◆ **WHAT YOU NEED TO DO**: Count how many lines hold the string "name". Answer with that number and nothing more.

:::

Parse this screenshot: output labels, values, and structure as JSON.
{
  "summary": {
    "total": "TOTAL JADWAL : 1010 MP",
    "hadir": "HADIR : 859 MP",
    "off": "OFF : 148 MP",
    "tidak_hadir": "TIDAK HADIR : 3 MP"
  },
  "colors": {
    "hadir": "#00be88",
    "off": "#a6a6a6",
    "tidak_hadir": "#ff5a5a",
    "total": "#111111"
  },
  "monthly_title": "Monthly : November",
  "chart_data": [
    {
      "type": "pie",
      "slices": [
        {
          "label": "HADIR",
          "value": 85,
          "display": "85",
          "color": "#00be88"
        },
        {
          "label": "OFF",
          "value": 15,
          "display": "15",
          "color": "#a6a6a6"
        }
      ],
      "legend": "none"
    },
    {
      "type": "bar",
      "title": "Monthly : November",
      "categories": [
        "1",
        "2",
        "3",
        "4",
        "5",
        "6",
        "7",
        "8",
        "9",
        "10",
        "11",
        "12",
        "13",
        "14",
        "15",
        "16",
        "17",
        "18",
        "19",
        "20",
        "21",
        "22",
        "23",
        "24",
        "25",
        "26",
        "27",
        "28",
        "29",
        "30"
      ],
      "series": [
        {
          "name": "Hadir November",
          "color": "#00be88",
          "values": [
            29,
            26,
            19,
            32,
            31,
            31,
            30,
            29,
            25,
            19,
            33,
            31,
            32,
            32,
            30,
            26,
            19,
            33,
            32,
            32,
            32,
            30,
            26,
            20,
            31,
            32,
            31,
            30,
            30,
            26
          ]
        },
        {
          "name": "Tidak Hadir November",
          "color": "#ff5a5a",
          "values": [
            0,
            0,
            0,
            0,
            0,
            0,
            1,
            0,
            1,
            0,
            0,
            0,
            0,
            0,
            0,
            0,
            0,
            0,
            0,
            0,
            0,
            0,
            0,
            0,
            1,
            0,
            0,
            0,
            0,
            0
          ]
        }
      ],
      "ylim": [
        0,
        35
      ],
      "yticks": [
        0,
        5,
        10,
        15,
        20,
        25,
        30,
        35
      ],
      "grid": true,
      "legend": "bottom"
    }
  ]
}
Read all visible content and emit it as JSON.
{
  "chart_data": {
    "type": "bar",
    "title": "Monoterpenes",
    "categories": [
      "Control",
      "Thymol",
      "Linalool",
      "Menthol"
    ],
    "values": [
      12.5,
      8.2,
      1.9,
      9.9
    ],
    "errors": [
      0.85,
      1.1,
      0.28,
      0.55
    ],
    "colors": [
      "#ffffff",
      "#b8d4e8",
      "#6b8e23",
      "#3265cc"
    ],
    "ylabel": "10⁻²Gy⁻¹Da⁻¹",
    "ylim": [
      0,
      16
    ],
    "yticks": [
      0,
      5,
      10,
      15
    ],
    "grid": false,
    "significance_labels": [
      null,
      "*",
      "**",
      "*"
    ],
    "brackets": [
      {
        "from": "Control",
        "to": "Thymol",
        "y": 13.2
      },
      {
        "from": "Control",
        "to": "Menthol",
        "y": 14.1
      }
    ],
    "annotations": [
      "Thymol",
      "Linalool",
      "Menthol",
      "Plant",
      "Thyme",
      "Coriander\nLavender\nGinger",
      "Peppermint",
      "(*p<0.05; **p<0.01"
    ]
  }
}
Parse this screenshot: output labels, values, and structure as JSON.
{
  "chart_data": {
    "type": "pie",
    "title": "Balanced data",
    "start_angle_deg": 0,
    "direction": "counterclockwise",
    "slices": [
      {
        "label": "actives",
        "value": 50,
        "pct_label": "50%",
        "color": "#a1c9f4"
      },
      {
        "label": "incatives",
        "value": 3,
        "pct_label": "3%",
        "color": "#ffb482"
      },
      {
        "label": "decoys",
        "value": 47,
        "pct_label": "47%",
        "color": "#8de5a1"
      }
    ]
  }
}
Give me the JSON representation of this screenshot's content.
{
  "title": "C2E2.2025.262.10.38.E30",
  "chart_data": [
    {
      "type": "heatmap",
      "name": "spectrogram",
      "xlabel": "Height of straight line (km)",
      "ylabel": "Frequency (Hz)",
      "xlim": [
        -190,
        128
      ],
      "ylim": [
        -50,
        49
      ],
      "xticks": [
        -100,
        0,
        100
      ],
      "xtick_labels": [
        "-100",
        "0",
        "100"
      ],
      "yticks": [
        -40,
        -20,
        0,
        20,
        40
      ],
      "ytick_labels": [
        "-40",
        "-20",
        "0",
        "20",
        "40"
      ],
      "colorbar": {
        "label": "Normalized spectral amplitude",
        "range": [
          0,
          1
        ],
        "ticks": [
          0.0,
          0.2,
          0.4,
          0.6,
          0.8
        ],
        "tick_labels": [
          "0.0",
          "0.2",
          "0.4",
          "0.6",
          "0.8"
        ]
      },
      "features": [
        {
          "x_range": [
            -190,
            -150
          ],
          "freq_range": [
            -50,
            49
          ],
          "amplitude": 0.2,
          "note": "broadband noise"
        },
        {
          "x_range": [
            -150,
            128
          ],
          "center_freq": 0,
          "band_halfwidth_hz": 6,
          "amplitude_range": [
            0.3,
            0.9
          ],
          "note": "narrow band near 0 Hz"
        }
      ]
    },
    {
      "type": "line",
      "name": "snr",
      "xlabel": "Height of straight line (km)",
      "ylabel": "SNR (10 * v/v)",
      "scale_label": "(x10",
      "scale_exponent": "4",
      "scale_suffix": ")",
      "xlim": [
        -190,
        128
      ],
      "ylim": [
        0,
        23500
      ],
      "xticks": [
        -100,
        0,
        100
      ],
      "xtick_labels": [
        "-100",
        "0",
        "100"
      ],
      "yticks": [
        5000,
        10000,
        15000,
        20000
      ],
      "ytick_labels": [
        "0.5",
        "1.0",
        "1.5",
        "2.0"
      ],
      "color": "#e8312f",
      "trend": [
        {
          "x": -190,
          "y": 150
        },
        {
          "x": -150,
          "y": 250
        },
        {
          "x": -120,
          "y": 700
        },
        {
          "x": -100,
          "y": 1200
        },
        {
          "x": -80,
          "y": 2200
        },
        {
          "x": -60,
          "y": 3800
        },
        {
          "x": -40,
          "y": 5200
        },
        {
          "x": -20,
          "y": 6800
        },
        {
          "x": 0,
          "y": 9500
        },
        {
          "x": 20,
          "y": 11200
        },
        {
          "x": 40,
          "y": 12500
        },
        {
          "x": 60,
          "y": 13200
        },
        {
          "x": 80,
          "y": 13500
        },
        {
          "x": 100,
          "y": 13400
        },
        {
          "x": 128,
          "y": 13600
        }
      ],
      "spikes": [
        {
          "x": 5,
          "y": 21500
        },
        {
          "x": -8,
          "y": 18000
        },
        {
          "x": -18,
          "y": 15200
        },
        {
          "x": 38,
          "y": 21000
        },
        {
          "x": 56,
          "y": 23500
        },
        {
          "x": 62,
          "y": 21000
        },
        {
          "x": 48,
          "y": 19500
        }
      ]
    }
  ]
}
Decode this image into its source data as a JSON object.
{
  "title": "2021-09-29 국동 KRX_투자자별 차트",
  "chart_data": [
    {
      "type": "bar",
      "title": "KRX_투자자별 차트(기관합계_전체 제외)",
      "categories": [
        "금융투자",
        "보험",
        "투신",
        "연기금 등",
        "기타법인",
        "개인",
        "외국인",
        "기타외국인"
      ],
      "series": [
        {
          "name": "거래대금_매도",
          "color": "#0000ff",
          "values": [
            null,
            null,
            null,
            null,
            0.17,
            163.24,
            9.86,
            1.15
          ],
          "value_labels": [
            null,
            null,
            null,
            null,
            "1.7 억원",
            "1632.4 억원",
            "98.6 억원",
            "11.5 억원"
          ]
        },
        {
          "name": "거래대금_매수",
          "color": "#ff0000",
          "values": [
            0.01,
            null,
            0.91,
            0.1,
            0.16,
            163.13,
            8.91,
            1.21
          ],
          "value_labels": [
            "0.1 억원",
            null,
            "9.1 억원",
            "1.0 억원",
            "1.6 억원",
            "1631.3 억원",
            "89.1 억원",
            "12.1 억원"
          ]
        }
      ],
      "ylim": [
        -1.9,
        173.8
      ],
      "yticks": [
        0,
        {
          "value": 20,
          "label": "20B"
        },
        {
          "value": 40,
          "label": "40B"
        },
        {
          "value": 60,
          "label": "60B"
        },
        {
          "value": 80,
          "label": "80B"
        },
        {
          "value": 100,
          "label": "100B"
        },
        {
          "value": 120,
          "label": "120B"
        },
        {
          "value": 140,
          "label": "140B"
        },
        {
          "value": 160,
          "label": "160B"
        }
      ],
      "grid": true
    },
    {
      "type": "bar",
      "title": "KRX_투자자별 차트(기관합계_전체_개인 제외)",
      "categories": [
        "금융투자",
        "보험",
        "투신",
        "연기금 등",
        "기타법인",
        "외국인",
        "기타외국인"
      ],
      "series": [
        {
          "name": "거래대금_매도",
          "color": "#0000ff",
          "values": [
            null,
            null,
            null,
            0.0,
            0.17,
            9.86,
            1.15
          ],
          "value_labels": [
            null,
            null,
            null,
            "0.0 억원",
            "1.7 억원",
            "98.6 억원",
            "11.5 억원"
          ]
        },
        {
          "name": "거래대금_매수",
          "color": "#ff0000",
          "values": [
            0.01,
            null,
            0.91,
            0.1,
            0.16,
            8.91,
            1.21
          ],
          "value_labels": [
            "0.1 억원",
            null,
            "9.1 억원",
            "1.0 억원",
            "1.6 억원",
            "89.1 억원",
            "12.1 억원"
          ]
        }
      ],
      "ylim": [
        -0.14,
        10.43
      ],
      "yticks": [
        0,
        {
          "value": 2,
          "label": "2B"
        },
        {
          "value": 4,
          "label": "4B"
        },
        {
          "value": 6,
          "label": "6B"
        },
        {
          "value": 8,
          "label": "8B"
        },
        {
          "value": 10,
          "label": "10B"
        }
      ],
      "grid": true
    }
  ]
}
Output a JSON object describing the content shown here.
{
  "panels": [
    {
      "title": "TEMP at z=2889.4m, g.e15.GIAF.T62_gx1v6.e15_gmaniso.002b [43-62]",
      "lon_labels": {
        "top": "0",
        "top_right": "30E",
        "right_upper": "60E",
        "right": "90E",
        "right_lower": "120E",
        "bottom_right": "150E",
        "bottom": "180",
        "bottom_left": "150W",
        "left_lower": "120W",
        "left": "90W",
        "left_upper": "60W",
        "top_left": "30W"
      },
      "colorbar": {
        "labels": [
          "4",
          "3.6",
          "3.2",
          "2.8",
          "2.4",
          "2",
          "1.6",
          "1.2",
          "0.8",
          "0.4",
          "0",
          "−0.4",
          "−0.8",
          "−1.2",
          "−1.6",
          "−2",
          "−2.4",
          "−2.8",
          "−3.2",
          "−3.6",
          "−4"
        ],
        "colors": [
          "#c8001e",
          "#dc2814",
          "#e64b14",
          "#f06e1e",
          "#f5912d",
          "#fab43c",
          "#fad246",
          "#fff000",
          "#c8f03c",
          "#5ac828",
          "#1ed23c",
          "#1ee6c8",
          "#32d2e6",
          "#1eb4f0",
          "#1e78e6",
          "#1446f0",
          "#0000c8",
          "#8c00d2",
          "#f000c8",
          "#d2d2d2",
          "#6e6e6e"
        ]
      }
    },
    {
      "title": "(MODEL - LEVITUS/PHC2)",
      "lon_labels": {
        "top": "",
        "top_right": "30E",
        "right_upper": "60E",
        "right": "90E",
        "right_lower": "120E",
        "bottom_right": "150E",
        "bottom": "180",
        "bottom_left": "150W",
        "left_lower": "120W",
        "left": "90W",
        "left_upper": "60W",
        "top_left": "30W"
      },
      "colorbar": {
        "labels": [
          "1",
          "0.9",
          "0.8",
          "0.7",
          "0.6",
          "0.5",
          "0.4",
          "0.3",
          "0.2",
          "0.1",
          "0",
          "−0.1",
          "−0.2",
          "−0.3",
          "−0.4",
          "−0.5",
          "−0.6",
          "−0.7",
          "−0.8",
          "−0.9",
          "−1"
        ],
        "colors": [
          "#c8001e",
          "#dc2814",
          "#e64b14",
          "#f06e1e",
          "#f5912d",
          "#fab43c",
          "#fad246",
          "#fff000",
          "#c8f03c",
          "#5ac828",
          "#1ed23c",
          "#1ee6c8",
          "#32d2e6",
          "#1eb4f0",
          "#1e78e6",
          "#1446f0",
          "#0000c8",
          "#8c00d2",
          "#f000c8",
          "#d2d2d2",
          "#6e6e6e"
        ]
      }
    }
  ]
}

:::

◆ **WORKED ANSWER**: 8